What is the number of lines containing the word "Vito"? Give that number alone.
——
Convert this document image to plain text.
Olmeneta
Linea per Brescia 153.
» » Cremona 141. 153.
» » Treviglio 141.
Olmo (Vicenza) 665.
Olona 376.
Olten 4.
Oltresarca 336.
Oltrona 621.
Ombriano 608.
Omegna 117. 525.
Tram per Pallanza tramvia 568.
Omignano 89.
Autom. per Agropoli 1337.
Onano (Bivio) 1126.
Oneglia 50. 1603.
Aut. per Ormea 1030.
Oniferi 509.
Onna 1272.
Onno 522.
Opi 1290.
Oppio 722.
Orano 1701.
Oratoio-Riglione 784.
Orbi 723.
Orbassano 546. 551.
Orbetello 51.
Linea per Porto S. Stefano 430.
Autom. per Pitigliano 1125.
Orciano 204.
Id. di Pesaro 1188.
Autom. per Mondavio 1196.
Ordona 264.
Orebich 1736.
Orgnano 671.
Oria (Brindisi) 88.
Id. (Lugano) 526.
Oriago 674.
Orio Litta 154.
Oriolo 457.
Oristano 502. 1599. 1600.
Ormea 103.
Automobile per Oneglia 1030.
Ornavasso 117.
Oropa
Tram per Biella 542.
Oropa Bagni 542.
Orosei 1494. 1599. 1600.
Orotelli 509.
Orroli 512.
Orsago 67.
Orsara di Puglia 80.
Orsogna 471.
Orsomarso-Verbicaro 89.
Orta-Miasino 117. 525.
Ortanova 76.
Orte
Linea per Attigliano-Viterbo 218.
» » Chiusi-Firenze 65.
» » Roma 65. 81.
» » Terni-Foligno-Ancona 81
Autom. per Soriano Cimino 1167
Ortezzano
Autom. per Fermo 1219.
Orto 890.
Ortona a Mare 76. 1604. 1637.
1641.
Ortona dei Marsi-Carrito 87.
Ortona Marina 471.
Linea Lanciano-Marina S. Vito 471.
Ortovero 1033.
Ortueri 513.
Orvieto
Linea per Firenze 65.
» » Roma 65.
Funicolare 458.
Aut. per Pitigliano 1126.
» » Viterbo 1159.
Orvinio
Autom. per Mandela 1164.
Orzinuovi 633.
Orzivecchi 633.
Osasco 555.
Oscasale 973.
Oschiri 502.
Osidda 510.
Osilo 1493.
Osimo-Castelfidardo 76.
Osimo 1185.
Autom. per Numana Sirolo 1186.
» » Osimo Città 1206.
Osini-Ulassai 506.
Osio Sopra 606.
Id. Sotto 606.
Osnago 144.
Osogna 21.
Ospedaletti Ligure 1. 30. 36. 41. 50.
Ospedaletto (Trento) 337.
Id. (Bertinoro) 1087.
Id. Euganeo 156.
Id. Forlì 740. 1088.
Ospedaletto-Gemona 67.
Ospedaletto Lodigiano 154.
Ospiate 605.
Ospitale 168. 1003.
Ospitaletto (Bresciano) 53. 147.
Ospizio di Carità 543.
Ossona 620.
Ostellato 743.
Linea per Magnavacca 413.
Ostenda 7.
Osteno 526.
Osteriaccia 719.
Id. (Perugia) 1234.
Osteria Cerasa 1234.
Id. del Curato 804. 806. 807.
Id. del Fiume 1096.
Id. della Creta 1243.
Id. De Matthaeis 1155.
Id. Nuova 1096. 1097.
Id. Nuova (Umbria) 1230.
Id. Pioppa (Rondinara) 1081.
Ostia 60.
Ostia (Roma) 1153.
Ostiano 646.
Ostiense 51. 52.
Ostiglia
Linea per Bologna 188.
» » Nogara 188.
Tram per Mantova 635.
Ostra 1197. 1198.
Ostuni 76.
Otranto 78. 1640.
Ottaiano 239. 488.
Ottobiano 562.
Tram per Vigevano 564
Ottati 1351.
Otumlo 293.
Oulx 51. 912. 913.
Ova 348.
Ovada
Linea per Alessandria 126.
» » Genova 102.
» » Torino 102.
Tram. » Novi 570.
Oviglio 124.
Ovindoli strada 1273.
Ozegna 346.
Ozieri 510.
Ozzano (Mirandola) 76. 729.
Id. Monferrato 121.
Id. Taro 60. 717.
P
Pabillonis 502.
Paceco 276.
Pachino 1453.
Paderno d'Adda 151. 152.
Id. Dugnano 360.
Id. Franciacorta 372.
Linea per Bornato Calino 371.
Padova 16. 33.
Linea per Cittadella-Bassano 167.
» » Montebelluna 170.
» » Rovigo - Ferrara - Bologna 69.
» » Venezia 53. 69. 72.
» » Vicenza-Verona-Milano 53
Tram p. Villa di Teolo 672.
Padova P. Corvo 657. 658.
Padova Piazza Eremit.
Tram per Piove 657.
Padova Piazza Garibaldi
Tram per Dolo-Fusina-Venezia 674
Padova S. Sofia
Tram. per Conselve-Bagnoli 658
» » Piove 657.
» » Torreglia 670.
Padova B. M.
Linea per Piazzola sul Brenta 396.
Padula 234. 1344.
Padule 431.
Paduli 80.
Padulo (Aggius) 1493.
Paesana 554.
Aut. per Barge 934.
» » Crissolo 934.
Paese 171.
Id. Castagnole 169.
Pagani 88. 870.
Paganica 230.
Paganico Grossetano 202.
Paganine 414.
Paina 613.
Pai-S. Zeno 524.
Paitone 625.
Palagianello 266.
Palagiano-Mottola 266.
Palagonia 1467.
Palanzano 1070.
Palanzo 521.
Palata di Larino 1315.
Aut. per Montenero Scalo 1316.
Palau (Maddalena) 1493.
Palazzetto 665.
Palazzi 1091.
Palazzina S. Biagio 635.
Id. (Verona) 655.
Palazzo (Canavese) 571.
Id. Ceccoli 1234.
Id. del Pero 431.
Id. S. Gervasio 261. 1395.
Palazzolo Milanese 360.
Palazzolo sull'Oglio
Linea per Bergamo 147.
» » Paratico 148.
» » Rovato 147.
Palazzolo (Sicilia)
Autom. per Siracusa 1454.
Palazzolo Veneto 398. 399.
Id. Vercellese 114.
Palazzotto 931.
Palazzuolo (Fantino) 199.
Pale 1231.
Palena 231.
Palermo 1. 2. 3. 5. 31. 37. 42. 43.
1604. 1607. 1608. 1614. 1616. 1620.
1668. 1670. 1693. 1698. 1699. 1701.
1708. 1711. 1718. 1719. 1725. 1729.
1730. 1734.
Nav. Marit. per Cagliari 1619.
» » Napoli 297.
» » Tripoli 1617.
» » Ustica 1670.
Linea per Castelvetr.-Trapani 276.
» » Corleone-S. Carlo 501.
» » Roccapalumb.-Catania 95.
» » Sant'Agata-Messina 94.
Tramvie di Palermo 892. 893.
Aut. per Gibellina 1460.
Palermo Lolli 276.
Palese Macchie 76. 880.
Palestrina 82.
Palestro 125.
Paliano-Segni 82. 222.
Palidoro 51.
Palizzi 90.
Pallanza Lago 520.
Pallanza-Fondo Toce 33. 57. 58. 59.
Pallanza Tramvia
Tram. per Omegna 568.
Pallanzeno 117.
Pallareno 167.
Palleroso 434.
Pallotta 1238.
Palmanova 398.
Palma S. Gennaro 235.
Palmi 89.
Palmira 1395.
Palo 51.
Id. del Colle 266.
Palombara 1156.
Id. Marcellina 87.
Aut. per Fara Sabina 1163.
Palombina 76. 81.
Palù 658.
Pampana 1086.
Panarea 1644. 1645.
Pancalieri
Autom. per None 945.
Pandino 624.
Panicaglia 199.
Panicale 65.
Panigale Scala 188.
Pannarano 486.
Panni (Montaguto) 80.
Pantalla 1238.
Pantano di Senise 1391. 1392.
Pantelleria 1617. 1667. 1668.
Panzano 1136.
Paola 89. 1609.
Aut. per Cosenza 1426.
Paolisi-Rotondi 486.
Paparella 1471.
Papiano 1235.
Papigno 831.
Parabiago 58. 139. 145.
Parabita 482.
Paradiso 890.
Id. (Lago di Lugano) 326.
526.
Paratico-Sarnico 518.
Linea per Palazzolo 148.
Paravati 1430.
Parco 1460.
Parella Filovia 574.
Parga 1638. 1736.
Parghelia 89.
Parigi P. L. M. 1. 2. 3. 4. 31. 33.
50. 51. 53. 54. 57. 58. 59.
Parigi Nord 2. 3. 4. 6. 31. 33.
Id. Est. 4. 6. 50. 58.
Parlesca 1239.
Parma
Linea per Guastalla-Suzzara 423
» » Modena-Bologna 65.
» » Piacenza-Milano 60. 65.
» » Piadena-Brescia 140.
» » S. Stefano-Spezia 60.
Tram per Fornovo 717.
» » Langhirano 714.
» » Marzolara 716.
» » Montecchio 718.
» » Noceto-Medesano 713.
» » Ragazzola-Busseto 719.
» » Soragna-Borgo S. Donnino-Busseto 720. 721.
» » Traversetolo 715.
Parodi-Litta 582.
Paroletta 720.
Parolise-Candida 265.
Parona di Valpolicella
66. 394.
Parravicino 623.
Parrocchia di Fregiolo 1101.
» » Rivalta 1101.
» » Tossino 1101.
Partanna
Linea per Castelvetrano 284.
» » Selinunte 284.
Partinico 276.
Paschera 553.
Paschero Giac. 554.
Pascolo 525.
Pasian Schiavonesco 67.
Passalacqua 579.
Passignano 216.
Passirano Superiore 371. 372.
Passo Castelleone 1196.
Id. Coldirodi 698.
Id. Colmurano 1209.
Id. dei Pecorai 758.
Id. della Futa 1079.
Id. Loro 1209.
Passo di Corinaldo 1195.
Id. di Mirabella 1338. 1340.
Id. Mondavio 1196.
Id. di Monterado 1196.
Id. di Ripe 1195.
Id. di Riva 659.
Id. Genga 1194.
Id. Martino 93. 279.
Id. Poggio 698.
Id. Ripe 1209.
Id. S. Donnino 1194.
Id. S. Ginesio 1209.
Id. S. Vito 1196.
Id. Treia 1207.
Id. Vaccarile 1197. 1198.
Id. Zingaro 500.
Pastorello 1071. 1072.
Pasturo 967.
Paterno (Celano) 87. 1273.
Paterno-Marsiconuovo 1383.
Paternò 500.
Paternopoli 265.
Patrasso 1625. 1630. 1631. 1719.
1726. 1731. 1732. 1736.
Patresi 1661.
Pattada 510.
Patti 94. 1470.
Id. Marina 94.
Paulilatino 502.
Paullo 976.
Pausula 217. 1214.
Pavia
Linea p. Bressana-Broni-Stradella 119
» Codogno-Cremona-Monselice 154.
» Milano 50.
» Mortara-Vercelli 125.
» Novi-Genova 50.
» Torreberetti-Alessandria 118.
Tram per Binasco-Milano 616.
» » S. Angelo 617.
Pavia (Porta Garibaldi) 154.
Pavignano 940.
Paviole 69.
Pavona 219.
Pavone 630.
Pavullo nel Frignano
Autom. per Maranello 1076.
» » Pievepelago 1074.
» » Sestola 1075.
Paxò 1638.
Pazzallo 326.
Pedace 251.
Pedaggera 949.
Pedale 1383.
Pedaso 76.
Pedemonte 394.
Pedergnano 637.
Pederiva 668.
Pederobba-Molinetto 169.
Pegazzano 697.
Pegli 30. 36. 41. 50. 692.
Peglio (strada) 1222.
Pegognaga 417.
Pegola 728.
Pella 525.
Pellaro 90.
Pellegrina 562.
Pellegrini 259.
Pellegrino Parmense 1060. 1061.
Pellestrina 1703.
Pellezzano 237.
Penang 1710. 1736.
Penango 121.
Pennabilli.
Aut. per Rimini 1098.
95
——
**Response below:**
2